◆ **Aim of the exercise**:
Lift every line from the entries that includes the word "nfrom".

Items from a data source
== == ==

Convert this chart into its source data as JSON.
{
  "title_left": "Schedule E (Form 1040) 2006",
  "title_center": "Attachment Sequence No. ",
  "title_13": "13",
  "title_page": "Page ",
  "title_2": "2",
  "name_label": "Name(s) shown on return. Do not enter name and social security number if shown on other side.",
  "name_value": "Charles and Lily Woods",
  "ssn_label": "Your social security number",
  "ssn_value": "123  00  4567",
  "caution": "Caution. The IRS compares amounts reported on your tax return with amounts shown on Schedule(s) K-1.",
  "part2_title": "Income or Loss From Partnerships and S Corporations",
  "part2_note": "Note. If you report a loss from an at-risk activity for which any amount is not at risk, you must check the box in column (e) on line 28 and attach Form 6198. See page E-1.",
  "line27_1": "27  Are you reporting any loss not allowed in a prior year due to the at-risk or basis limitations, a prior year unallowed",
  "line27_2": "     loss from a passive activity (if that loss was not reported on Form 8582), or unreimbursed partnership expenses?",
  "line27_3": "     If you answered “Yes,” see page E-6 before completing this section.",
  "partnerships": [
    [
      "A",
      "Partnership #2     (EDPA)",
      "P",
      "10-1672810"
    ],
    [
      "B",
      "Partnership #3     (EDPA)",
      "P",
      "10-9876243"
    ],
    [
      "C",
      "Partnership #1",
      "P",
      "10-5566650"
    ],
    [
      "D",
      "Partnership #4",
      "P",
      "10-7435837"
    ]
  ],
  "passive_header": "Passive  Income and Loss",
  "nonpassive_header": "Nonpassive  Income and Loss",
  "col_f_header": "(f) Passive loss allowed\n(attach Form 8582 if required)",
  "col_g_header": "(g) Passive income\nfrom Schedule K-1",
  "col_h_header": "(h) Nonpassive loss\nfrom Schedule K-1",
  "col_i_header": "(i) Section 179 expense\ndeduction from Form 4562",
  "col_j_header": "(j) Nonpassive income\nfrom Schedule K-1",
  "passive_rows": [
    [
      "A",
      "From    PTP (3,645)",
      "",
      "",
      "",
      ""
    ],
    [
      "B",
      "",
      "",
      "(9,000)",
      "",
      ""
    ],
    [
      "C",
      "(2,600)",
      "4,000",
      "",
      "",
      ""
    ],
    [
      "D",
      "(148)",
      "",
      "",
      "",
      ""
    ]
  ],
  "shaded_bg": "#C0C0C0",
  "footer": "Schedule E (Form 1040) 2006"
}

== == ==

◆ **Solution for this task**:
  "col_g_header": "(g) Passive income\nfrom Schedule K-1",
  "col_h_header": "(h) Nonpassive loss\nfrom Schedule K-1",
  "col_j_header": "(j) Nonpassive income\nfrom Schedule K-1",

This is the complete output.